(Collection entries)
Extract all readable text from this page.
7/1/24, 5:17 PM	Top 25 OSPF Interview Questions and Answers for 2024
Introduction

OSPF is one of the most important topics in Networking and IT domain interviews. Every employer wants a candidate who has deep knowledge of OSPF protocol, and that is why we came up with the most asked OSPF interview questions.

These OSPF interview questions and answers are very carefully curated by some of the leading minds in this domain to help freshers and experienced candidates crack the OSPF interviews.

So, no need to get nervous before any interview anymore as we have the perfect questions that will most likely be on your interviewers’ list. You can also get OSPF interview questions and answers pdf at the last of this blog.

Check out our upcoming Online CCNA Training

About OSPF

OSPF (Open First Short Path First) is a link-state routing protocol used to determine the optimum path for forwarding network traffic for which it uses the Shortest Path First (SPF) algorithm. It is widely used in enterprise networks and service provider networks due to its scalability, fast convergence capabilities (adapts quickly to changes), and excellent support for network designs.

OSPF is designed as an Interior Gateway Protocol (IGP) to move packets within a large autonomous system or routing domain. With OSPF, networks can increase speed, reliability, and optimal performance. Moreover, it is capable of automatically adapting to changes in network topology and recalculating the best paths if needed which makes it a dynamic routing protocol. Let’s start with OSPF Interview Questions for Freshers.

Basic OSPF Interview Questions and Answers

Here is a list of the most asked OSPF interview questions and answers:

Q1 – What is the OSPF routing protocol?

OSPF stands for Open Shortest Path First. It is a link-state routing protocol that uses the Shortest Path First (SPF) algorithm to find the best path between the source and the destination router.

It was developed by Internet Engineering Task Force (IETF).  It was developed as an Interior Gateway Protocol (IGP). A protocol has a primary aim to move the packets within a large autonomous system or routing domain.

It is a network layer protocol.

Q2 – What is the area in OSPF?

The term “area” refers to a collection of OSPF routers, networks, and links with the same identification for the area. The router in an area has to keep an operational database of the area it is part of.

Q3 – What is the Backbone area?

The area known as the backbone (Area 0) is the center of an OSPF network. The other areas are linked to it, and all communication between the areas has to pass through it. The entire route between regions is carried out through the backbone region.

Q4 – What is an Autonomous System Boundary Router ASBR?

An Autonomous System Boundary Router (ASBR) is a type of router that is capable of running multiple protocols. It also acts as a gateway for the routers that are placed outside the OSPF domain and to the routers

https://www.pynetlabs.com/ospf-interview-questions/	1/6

---

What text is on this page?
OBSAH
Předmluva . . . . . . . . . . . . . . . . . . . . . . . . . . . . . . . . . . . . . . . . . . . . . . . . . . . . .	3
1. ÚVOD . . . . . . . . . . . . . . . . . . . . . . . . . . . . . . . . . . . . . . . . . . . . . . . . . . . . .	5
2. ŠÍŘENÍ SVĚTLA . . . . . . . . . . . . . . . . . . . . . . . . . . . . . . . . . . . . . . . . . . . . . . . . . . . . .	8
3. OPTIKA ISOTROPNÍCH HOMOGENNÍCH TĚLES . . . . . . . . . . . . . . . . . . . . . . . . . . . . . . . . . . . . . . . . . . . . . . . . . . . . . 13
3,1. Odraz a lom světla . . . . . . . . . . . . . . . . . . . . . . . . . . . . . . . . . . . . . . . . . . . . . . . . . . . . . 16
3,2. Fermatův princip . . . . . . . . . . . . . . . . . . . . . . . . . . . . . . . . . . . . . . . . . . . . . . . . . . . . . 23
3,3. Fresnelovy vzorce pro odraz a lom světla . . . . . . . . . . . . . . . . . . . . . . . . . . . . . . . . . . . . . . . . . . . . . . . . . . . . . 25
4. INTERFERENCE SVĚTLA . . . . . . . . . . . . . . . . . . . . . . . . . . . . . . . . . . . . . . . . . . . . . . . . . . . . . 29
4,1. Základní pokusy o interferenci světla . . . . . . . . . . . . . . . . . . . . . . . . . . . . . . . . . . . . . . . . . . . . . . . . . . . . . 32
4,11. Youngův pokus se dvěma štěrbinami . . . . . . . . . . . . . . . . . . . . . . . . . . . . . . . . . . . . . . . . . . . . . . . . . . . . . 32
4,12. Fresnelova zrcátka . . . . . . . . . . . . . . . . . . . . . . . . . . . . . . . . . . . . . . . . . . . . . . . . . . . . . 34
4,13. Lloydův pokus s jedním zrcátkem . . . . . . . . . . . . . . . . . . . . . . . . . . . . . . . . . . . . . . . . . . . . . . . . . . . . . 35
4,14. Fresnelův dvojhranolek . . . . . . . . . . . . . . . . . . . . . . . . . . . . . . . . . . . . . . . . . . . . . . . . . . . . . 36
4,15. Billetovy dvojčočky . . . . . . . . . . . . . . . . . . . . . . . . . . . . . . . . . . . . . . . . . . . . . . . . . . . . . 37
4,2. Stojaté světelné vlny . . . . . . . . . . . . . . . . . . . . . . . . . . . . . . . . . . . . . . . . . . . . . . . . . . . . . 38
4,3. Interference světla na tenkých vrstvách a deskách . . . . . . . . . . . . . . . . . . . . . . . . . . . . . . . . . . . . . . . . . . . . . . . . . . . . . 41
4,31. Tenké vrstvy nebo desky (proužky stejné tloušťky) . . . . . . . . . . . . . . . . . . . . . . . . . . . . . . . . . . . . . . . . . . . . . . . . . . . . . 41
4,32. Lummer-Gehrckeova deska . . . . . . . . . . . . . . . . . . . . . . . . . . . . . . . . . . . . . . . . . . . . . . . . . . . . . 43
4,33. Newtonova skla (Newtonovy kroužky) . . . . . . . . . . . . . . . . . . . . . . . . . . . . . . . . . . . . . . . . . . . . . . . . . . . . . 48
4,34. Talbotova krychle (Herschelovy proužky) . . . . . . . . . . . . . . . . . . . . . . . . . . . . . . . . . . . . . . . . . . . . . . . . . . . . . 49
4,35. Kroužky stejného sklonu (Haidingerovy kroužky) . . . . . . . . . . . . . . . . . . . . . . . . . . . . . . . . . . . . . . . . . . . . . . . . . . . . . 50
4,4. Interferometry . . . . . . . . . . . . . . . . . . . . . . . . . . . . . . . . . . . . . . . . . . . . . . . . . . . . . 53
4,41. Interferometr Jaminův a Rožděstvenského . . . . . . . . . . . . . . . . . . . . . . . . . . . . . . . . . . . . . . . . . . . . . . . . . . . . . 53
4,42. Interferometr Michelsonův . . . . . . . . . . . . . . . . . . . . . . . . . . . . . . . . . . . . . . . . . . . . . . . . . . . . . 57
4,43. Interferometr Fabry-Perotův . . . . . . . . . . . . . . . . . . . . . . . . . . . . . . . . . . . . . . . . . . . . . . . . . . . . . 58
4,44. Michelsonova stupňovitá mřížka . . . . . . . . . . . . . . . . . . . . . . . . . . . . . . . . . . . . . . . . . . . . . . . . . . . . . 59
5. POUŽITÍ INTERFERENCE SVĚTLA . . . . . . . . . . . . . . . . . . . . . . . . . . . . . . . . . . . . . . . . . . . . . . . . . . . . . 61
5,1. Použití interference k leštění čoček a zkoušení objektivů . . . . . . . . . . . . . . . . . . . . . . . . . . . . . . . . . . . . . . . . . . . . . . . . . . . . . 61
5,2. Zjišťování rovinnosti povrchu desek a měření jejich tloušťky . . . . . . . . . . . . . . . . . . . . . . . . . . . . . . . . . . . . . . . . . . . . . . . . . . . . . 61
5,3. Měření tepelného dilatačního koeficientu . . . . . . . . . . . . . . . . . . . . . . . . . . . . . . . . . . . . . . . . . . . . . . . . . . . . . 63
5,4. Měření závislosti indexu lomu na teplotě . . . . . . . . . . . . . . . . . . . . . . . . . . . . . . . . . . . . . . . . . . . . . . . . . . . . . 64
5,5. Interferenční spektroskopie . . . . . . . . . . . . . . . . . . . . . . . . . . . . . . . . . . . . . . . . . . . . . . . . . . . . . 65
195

...

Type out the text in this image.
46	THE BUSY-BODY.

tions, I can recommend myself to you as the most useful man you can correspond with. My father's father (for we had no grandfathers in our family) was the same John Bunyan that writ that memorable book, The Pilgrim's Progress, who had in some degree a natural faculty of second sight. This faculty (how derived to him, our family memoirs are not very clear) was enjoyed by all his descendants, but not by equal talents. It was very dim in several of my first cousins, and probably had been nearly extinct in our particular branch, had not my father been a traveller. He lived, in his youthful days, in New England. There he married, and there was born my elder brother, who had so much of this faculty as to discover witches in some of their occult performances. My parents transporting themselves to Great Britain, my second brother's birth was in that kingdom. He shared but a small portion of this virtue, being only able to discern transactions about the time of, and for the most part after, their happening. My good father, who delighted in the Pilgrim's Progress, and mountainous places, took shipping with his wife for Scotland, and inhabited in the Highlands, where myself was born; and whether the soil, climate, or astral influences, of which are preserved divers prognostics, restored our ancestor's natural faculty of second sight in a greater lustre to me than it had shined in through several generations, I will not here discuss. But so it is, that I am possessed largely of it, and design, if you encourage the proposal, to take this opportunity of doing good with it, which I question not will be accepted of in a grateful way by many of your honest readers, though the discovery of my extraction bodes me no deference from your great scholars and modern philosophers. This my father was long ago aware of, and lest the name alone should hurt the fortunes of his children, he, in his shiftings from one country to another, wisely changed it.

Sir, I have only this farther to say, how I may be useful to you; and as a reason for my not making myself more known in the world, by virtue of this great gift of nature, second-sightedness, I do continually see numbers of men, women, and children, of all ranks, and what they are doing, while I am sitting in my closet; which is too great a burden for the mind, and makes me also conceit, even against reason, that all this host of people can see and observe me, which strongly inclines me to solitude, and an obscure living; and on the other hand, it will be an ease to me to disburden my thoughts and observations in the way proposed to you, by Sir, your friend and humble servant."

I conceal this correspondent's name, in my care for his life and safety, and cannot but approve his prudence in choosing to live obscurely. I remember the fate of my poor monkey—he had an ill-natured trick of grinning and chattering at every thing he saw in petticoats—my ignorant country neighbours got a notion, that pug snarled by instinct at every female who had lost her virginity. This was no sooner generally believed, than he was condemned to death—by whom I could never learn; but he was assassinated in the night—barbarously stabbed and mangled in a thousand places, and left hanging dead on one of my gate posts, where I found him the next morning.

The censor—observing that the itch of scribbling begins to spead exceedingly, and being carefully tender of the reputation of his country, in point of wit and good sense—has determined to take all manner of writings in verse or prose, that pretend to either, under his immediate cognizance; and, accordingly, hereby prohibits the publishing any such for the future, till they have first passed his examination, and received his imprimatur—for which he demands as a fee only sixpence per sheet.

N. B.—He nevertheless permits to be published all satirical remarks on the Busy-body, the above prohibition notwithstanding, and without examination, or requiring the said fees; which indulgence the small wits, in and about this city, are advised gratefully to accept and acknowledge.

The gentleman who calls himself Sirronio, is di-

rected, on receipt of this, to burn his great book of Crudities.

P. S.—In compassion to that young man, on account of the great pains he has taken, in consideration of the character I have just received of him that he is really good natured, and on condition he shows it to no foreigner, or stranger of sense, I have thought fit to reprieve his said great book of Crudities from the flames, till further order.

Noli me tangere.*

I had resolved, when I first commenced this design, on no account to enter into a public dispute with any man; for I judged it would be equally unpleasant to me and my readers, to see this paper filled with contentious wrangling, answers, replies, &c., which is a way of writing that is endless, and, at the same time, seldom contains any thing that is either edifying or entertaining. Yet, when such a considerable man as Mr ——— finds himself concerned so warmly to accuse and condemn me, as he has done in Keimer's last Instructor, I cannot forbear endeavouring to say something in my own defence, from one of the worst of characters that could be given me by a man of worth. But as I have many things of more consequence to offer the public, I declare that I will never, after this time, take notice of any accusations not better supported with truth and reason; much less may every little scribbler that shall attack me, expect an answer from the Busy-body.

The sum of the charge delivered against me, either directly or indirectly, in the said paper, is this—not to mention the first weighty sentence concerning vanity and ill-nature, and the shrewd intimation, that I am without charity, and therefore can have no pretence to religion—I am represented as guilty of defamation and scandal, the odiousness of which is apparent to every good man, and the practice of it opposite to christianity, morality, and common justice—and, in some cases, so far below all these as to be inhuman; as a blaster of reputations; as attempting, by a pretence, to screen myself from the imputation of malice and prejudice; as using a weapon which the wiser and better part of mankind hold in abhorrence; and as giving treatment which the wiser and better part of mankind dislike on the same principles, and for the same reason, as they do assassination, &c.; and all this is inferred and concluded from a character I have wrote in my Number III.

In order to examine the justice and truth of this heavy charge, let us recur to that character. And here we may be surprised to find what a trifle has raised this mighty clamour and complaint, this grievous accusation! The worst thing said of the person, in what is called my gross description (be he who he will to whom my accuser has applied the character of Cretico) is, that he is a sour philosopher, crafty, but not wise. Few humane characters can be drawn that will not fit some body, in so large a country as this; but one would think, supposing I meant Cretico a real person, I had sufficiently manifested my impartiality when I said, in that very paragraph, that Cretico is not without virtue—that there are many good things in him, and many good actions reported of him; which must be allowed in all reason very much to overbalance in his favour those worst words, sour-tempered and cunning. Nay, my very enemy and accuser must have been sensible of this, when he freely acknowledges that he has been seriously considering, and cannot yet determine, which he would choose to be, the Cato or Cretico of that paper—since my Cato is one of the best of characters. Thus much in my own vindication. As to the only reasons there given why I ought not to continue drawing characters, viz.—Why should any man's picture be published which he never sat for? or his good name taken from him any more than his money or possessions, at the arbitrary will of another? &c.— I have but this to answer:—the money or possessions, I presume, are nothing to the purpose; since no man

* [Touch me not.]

GIVEN TASK >> Look over the listing above. Pick out and copy every line that includes "move".

RESULT FOR THIS EXERCISE >>
OSPF is designed as an Interior Gateway Protocol (IGP) to move packets within a large autonomous system or routing domain. With OSPF, networks can increase speed, reliability, and optimal performance. Moreover, it is capable of automatically adapting to changes in network topology and recalculating the best paths if needed which makes it a dynamic routing protocol. Let’s start with OSPF Interview Questions for Freshers.
It was developed by Internet Engineering Task Force (IETF).  It was developed as an Interior Gateway Protocol (IGP). A protocol has a primary aim to move the packets within a large autonomous system or routing domain.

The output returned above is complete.